Extracted records:
......
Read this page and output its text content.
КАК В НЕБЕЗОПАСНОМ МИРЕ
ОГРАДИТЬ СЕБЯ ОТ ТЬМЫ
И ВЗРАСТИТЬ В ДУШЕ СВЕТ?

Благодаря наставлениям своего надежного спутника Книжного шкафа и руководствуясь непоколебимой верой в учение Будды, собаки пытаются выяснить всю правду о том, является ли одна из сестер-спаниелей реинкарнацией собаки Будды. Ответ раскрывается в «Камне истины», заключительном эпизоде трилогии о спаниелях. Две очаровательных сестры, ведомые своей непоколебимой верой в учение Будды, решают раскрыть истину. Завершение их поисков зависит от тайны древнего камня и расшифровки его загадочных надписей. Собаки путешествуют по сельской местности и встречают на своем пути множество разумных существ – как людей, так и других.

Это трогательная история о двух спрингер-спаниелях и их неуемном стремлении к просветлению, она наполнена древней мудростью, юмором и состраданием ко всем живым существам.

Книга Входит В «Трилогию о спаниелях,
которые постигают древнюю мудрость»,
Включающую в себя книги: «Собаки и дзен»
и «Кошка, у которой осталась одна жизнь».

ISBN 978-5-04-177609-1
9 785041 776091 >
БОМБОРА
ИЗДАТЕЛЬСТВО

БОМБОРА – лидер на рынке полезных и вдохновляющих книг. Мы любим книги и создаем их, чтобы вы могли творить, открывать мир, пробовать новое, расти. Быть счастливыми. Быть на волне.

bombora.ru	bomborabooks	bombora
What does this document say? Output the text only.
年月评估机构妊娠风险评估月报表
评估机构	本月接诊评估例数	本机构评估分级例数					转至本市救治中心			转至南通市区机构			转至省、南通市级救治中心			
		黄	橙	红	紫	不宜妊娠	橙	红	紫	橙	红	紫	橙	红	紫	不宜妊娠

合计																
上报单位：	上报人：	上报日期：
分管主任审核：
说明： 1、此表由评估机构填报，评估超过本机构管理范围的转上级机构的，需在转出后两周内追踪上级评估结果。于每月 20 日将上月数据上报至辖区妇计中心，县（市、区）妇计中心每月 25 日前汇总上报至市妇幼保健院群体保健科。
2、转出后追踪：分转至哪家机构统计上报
......
STATED EXERCISE
Repeat precisely the lines of the data starting at the one containing "What does this", last line included.

OUTPUT BELOW
What does this document say? Output the text only.
年月评估机构妊娠风险评估月报表
评估机构	本月接诊评估例数	本机构评估分级例数					转至本市救治中心			转至南通市区机构			转至省、南通市级救治中心			
		黄	橙	红	紫	不宜妊娠	橙	红	紫	橙	红	紫	橙	红	紫	不宜妊娠

合计																
上报单位：	上报人：	上报日期：
分管主任审核：
说明： 1、此表由评估机构填报，评估超过本机构管理范围的转上级机构的，需在转出后两周内追踪上级评估结果。于每月 20 日将上月数据上报至辖区妇计中心，县（市、区）妇计中心每月 25 日前汇总上报至市妇幼保健院群体保健科。
2、转出后追踪：分转至哪家机构统计上报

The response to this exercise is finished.